Layout coordinate data:
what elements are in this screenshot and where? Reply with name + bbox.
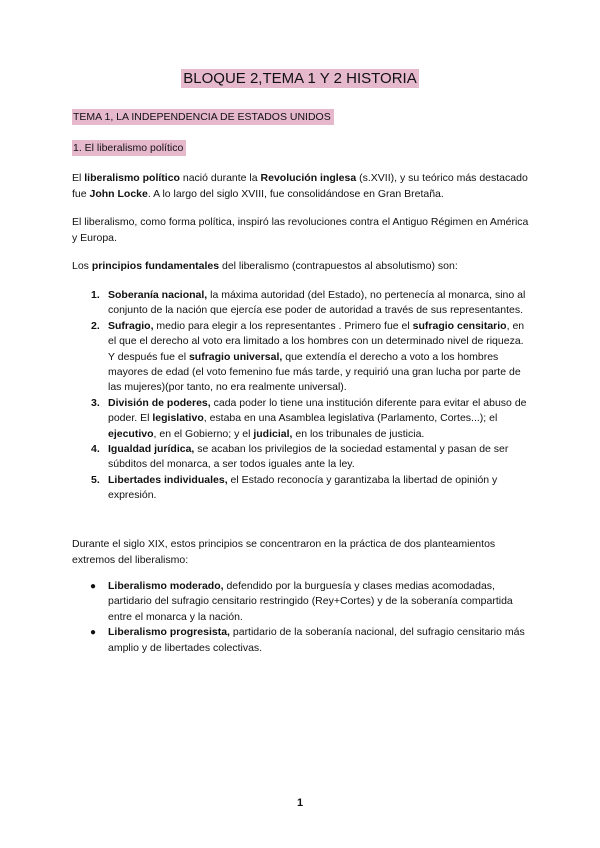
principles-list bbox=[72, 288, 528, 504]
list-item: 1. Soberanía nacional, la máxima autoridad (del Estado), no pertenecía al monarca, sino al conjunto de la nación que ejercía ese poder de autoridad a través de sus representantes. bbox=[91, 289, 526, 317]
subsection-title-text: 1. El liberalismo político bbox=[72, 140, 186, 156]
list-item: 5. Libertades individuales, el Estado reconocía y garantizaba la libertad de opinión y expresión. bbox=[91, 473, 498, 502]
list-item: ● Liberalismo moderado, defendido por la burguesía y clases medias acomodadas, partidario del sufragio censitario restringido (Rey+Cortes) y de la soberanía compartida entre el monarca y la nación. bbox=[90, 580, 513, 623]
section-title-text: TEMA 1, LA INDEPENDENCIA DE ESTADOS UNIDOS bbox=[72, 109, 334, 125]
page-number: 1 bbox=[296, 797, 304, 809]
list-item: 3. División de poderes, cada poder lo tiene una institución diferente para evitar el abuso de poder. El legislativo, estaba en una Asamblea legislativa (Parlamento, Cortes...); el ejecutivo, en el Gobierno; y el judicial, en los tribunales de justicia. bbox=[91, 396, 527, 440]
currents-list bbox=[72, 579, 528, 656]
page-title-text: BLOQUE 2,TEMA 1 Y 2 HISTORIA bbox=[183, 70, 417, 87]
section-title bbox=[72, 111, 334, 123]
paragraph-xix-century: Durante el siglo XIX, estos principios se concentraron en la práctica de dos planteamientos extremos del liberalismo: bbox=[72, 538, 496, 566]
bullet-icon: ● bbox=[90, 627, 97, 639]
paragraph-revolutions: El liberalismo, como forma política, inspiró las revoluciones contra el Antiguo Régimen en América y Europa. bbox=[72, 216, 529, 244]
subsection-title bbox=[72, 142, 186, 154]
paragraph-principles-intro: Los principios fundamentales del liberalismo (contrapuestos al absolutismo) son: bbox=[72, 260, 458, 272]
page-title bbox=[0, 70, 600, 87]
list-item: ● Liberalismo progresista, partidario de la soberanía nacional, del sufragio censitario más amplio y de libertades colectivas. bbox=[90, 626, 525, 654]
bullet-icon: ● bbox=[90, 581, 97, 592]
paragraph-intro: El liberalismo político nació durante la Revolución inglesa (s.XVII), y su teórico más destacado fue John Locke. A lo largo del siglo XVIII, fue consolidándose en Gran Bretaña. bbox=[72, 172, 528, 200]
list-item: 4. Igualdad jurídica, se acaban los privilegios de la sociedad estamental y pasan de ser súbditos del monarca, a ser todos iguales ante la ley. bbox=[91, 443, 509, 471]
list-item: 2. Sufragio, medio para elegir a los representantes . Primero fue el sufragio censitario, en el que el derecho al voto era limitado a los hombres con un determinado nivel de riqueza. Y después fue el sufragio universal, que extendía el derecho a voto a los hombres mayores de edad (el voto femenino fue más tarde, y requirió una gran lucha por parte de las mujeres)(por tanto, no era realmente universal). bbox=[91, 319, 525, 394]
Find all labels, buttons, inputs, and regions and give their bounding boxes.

• [TASK]
Can you write out the listing above again, swapping every "bullet-icon" for "bullet-symbol" and keeping everything else unchanged? Leave the picture out of your answer.

• [PROBLEM SOLUTION]
what elements are in this screenshot and where? Reply with name + bbox.
principles-list bbox=[72, 288, 528, 504]
list-item: 1. Soberanía nacional, la máxima autoridad (del Estado), no pertenecía al monarca, sino al conjunto de la nación que ejercía ese poder de autoridad a través de sus representantes. bbox=[91, 289, 526, 317]
subsection-title-text: 1. El liberalismo político bbox=[72, 140, 186, 156]
list-item: 5. Libertades individuales, el Estado reconocía y garantizaba la libertad de opinión y expresión. bbox=[91, 473, 498, 502]
list-item: ● Liberalismo moderado, defendido por la burguesía y clases medias acomodadas, partidario del sufragio censitario restringido (Rey+Cortes) y de la soberanía compartida entre el monarca y la nación. bbox=[90, 580, 513, 623]
section-title-text: TEMA 1, LA INDEPENDENCIA DE ESTADOS UNIDOS bbox=[72, 109, 334, 125]
page-number: 1 bbox=[296, 797, 304, 809]
list-item: 3. División de poderes, cada poder lo tiene una institución diferente para evitar el abuso de poder. El legislativo, estaba en una Asamblea legislativa (Parlamento, Cortes...); el ejecutivo, en el Gobierno; y el judicial, en los tribunales de justicia. bbox=[91, 396, 527, 440]
currents-list bbox=[72, 579, 528, 656]
page-title-text: BLOQUE 2,TEMA 1 Y 2 HISTORIA bbox=[183, 70, 417, 87]
section-title bbox=[72, 111, 334, 123]
paragraph-xix-century: Durante el siglo XIX, estos principios se concentraron en la práctica de dos planteamientos extremos del liberalismo: bbox=[72, 538, 496, 566]
bullet-symbol: ● bbox=[90, 627, 97, 639]
paragraph-revolutions: El liberalismo, como forma política, inspiró las revoluciones contra el Antiguo Régimen en América y Europa. bbox=[72, 216, 529, 244]
subsection-title bbox=[72, 142, 186, 154]
paragraph-principles-intro: Los principios fundamentales del liberalismo (contrapuestos al absolutismo) son: bbox=[72, 260, 458, 272]
page-title bbox=[0, 70, 600, 87]
list-item: ● Liberalismo progresista, partidario de la soberanía nacional, del sufragio censitario más amplio y de libertades colectivas. bbox=[90, 626, 525, 654]
bullet-symbol: ● bbox=[90, 581, 97, 592]
paragraph-intro: El liberalismo político nació durante la Revolución inglesa (s.XVII), y su teórico más destacado fue John Locke. A lo largo del siglo XVIII, fue consolidándose en Gran Bretaña. bbox=[72, 172, 528, 200]
list-item: 4. Igualdad jurídica, se acaban los privilegios de la sociedad estamental y pasan de ser súbditos del monarca, a ser todos iguales ante la ley. bbox=[91, 443, 509, 471]
list-item: 2. Sufragio, medio para elegir a los representantes . Primero fue el sufragio censitario, en el que el derecho al voto era limitado a los hombres con un determinado nivel de riqueza. Y después fue el sufragio universal, que extendía el derecho a voto a los hombres mayores de edad (el voto femenino fue más tarde, y requirió una gran lucha por parte de las mujeres)(por tanto, no era realmente universal). bbox=[91, 319, 525, 394]
Find all labels, buttons, inputs, and regions and give their bounding boxes.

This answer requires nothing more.